- Requirements: Write out all of the records precisely. Skip anything that is a picture.

- Data to process:
┌──

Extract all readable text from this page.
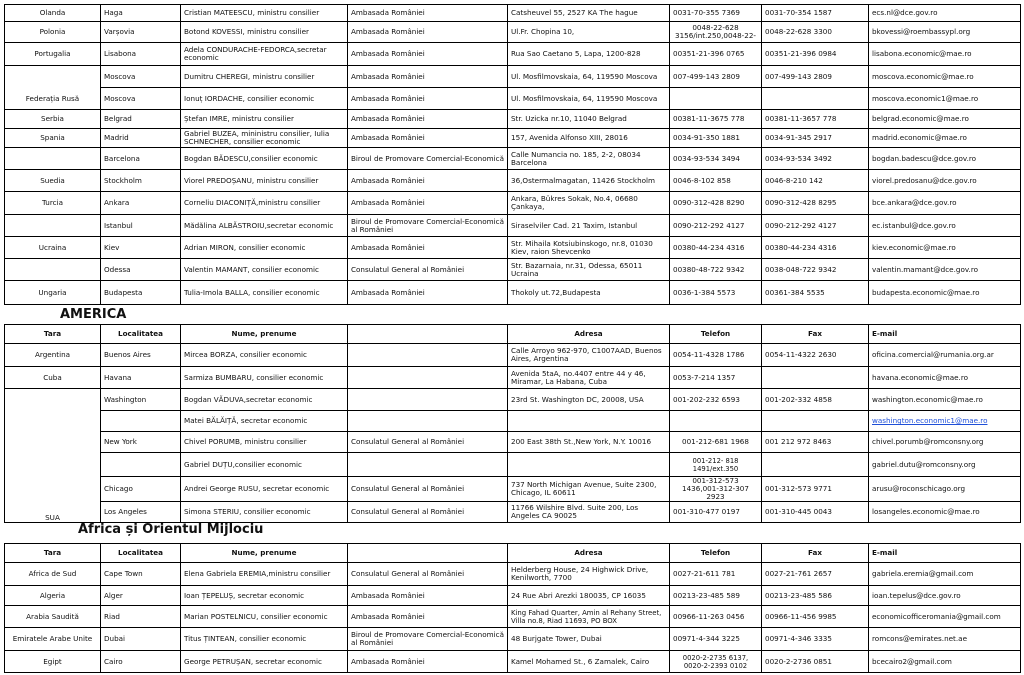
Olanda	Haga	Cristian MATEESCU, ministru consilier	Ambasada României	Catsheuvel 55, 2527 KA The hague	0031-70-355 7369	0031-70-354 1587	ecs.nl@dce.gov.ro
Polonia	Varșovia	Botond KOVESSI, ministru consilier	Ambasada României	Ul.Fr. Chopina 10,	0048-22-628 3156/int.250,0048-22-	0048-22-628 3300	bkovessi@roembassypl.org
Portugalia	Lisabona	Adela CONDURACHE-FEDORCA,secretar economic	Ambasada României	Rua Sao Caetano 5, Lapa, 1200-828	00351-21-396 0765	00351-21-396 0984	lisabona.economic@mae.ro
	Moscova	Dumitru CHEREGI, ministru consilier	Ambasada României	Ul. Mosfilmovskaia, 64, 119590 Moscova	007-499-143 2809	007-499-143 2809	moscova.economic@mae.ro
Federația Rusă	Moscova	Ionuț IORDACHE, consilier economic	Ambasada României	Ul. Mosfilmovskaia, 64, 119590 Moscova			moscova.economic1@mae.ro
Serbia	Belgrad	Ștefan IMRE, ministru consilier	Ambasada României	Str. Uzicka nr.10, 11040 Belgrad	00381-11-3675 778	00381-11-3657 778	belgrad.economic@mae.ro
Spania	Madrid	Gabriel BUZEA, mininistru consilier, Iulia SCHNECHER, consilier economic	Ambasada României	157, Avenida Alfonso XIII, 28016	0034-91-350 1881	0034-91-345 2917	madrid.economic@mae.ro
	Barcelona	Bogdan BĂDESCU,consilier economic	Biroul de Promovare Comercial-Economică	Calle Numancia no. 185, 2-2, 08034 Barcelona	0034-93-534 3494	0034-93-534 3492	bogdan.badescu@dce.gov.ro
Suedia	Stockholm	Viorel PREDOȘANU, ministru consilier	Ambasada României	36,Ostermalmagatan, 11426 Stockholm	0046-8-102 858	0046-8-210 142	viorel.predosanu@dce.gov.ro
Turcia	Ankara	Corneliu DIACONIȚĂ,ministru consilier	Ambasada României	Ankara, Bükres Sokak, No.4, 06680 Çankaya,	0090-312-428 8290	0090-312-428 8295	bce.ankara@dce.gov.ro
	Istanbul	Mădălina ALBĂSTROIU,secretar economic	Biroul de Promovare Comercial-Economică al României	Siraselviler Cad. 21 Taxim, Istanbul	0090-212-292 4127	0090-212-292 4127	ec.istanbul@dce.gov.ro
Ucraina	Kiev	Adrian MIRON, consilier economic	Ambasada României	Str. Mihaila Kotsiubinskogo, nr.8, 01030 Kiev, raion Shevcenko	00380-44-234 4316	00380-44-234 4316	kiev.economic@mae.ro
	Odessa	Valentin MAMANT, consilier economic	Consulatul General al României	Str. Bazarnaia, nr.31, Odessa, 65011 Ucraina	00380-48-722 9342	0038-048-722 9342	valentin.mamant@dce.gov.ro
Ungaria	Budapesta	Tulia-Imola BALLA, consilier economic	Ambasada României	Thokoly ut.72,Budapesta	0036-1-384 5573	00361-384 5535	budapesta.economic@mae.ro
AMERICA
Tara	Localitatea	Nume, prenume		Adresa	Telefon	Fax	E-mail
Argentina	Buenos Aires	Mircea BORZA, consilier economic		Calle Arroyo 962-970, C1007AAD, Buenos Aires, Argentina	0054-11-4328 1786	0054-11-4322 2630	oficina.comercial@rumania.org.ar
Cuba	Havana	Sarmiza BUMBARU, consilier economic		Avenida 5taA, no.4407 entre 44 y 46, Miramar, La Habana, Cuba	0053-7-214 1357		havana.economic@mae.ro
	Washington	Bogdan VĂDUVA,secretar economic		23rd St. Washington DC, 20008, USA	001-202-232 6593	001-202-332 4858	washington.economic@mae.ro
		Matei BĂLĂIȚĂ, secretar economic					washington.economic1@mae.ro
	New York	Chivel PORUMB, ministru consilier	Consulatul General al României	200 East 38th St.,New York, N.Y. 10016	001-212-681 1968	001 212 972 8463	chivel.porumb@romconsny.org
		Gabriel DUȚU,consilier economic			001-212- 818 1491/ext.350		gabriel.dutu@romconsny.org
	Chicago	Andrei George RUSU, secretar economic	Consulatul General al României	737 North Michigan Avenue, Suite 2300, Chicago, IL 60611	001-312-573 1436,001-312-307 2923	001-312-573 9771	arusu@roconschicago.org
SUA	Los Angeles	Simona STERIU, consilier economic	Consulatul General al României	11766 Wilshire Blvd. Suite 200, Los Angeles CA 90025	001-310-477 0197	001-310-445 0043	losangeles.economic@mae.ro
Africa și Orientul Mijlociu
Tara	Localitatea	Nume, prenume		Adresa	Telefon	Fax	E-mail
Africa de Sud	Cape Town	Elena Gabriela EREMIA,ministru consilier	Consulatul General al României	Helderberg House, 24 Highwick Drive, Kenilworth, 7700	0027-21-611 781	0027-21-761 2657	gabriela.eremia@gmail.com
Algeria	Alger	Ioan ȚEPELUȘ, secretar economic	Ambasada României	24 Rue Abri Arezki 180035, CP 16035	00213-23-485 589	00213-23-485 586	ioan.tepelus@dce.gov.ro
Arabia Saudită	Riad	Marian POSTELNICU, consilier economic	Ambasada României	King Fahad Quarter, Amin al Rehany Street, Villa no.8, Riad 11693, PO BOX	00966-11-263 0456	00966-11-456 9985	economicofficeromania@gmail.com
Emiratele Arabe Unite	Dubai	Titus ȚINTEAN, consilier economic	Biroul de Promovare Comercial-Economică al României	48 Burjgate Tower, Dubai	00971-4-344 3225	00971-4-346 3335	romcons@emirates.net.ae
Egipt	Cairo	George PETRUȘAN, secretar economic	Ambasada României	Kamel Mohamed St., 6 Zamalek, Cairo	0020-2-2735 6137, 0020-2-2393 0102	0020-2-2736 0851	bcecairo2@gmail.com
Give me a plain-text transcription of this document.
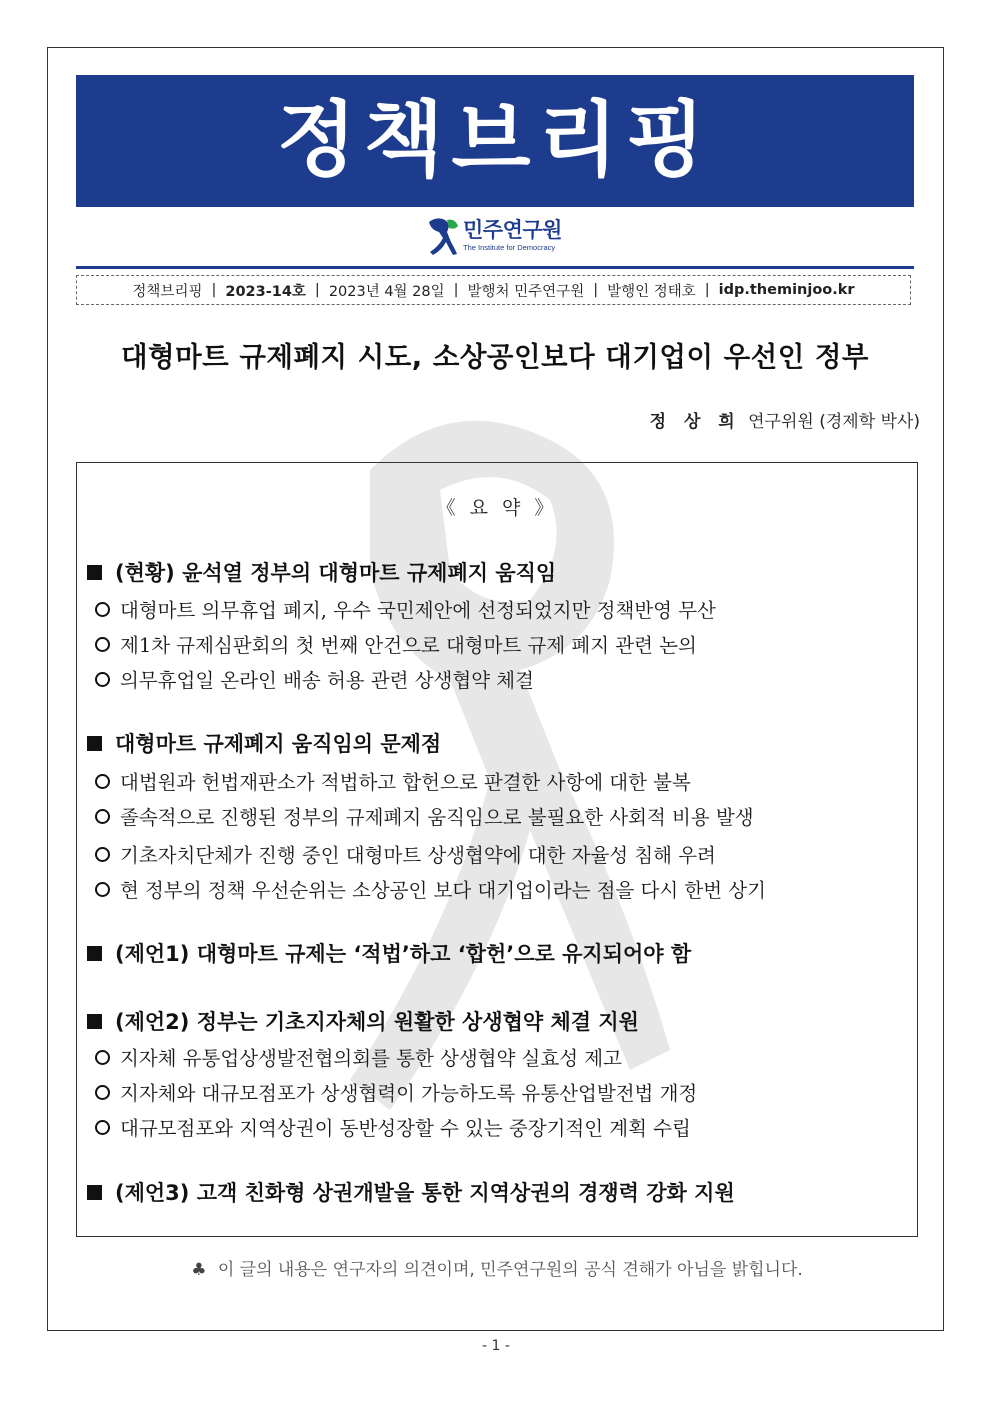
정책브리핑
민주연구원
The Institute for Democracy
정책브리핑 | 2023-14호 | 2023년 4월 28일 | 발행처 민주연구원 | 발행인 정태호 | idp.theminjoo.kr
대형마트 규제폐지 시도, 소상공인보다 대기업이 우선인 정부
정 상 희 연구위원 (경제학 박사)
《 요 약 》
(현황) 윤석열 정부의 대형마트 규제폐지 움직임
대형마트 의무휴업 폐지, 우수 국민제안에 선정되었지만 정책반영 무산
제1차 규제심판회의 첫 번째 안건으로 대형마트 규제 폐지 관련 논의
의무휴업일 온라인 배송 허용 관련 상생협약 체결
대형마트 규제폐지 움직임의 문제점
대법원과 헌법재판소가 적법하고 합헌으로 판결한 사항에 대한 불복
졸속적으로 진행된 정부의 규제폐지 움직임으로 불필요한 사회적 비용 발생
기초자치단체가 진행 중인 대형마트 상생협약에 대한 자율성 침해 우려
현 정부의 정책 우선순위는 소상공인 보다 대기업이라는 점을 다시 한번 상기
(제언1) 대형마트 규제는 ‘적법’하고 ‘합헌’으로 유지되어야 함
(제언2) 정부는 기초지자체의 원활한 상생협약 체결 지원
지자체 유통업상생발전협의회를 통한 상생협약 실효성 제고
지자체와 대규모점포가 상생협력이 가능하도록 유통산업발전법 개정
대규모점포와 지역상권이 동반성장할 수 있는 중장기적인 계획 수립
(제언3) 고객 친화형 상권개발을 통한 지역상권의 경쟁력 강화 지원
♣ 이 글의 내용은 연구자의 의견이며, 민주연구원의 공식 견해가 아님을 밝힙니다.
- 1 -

└──

- Completed exercise:
Extract all readable text from this page.
Olanda	Haga	Cristian MATEESCU, ministru consilier	Ambasada României	Catsheuvel 55, 2527 KA The hague	0031-70-355 7369	0031-70-354 1587	ecs.nl@dce.gov.ro
Polonia	Varșovia	Botond KOVESSI, ministru consilier	Ambasada României	Ul.Fr. Chopina 10,	0048-22-628 3156/int.250,0048-22-	0048-22-628 3300	bkovessi@roembassypl.org
Portugalia	Lisabona	Adela CONDURACHE-FEDORCA,secretar economic	Ambasada României	Rua Sao Caetano 5, Lapa, 1200-828	00351-21-396 0765	00351-21-396 0984	lisabona.economic@mae.ro
	Moscova	Dumitru CHEREGI, ministru consilier	Ambasada României	Ul. Mosfilmovskaia, 64, 119590 Moscova	007-499-143 2809	007-499-143 2809	moscova.economic@mae.ro
Federația Rusă	Moscova	Ionuț IORDACHE, consilier economic	Ambasada României	Ul. Mosfilmovskaia, 64, 119590 Moscova			moscova.economic1@mae.ro
Serbia	Belgrad	Ștefan IMRE, ministru consilier	Ambasada României	Str. Uzicka nr.10, 11040 Belgrad	00381-11-3675 778	00381-11-3657 778	belgrad.economic@mae.ro
Spania	Madrid	Gabriel BUZEA, mininistru consilier, Iulia SCHNECHER, consilier economic	Ambasada României	157, Avenida Alfonso XIII, 28016	0034-91-350 1881	0034-91-345 2917	madrid.economic@mae.ro
	Barcelona	Bogdan BĂDESCU,consilier economic	Biroul de Promovare Comercial-Economică	Calle Numancia no. 185, 2-2, 08034 Barcelona	0034-93-534 3494	0034-93-534 3492	bogdan.badescu@dce.gov.ro
Suedia	Stockholm	Viorel PREDOȘANU, ministru consilier	Ambasada României	36,Ostermalmagatan, 11426 Stockholm	0046-8-102 858	0046-8-210 142	viorel.predosanu@dce.gov.ro
Turcia	Ankara	Corneliu DIACONIȚĂ,ministru consilier	Ambasada României	Ankara, Bükres Sokak, No.4, 06680 Çankaya,	0090-312-428 8290	0090-312-428 8295	bce.ankara@dce.gov.ro
	Istanbul	Mădălina ALBĂSTROIU,secretar economic	Biroul de Promovare Comercial-Economică al României	Siraselviler Cad. 21 Taxim, Istanbul	0090-212-292 4127	0090-212-292 4127	ec.istanbul@dce.gov.ro
Ucraina	Kiev	Adrian MIRON, consilier economic	Ambasada României	Str. Mihaila Kotsiubinskogo, nr.8, 01030 Kiev, raion Shevcenko	00380-44-234 4316	00380-44-234 4316	kiev.economic@mae.ro
	Odessa	Valentin MAMANT, consilier economic	Consulatul General al României	Str. Bazarnaia, nr.31, Odessa, 65011 Ucraina	00380-48-722 9342	0038-048-722 9342	valentin.mamant@dce.gov.ro
Ungaria	Budapesta	Tulia-Imola BALLA, consilier economic	Ambasada României	Thokoly ut.72,Budapesta	0036-1-384 5573	00361-384 5535	budapesta.economic@mae.ro
AMERICA
Tara	Localitatea	Nume, prenume		Adresa	Telefon	Fax	E-mail
Argentina	Buenos Aires	Mircea BORZA, consilier economic		Calle Arroyo 962-970, C1007AAD, Buenos Aires, Argentina	0054-11-4328 1786	0054-11-4322 2630	oficina.comercial@rumania.org.ar
Cuba	Havana	Sarmiza BUMBARU, consilier economic		Avenida 5taA, no.4407 entre 44 y 46, Miramar, La Habana, Cuba	0053-7-214 1357		havana.economic@mae.ro
	Washington	Bogdan VĂDUVA,secretar economic		23rd St. Washington DC, 20008, USA	001-202-232 6593	001-202-332 4858	washington.economic@mae.ro
		Matei BĂLĂIȚĂ, secretar economic					washington.economic1@mae.ro
	New York	Chivel PORUMB, ministru consilier	Consulatul General al României	200 East 38th St.,New York, N.Y. 10016	001-212-681 1968	001 212 972 8463	chivel.porumb@romconsny.org
		Gabriel DUȚU,consilier economic			001-212- 818 1491/ext.350		gabriel.dutu@romconsny.org
	Chicago	Andrei George RUSU, secretar economic	Consulatul General al României	737 North Michigan Avenue, Suite 2300, Chicago, IL 60611	001-312-573 1436,001-312-307 2923	001-312-573 9771	arusu@roconschicago.org
SUA	Los Angeles	Simona STERIU, consilier economic	Consulatul General al României	11766 Wilshire Blvd. Suite 200, Los Angeles CA 90025	001-310-477 0197	001-310-445 0043	losangeles.economic@mae.ro
Africa și Orientul Mijlociu
Tara	Localitatea	Nume, prenume		Adresa	Telefon	Fax	E-mail
Africa de Sud	Cape Town	Elena Gabriela EREMIA,ministru consilier	Consulatul General al României	Helderberg House, 24 Highwick Drive, Kenilworth, 7700	0027-21-611 781	0027-21-761 2657	gabriela.eremia@gmail.com
Algeria	Alger	Ioan ȚEPELUȘ, secretar economic	Ambasada României	24 Rue Abri Arezki 180035, CP 16035	00213-23-485 589	00213-23-485 586	ioan.tepelus@dce.gov.ro
Arabia Saudită	Riad	Marian POSTELNICU, consilier economic	Ambasada României	King Fahad Quarter, Amin al Rehany Street, Villa no.8, Riad 11693, PO BOX	00966-11-263 0456	00966-11-456 9985	economicofficeromania@gmail.com
Emiratele Arabe Unite	Dubai	Titus ȚINTEAN, consilier economic	Biroul de Promovare Comercial-Economică al României	48 Burjgate Tower, Dubai	00971-4-344 3225	00971-4-346 3335	romcons@emirates.net.ae
Egipt	Cairo	George PETRUȘAN, secretar economic	Ambasada României	Kamel Mohamed St., 6 Zamalek, Cairo	0020-2-2735 6137, 0020-2-2393 0102	0020-2-2736 0851	bcecairo2@gmail.com
Give me a plain-text transcription of this document.
정책브리핑
민주연구원
The Institute for Democracy
정책브리핑 | 2023-14호 | 2023년 4월 28일 | 발행처 민주연구원 | 발행인 정태호 | idp.theminjoo.kr
대형마트 규제폐지 시도, 소상공인보다 대기업이 우선인 정부
정 상 희 연구위원 (경제학 박사)
《 요 약 》
(현황) 윤석열 정부의 대형마트 규제폐지 움직임
대형마트 의무휴업 폐지, 우수 국민제안에 선정되었지만 정책반영 무산
제1차 규제심판회의 첫 번째 안건으로 대형마트 규제 폐지 관련 논의
의무휴업일 온라인 배송 허용 관련 상생협약 체결
대형마트 규제폐지 움직임의 문제점
대법원과 헌법재판소가 적법하고 합헌으로 판결한 사항에 대한 불복
졸속적으로 진행된 정부의 규제폐지 움직임으로 불필요한 사회적 비용 발생
기초자치단체가 진행 중인 대형마트 상생협약에 대한 자율성 침해 우려
현 정부의 정책 우선순위는 소상공인 보다 대기업이라는 점을 다시 한번 상기
(제언1) 대형마트 규제는 ‘적법’하고 ‘합헌’으로 유지되어야 함
(제언2) 정부는 기초지자체의 원활한 상생협약 체결 지원
지자체 유통업상생발전협의회를 통한 상생협약 실효성 제고
지자체와 대규모점포가 상생협력이 가능하도록 유통산업발전법 개정
대규모점포와 지역상권이 동반성장할 수 있는 중장기적인 계획 수립
(제언3) 고객 친화형 상권개발을 통한 지역상권의 경쟁력 강화 지원
♣ 이 글의 내용은 연구자의 의견이며, 민주연구원의 공식 견해가 아님을 밝힙니다.
- 1 -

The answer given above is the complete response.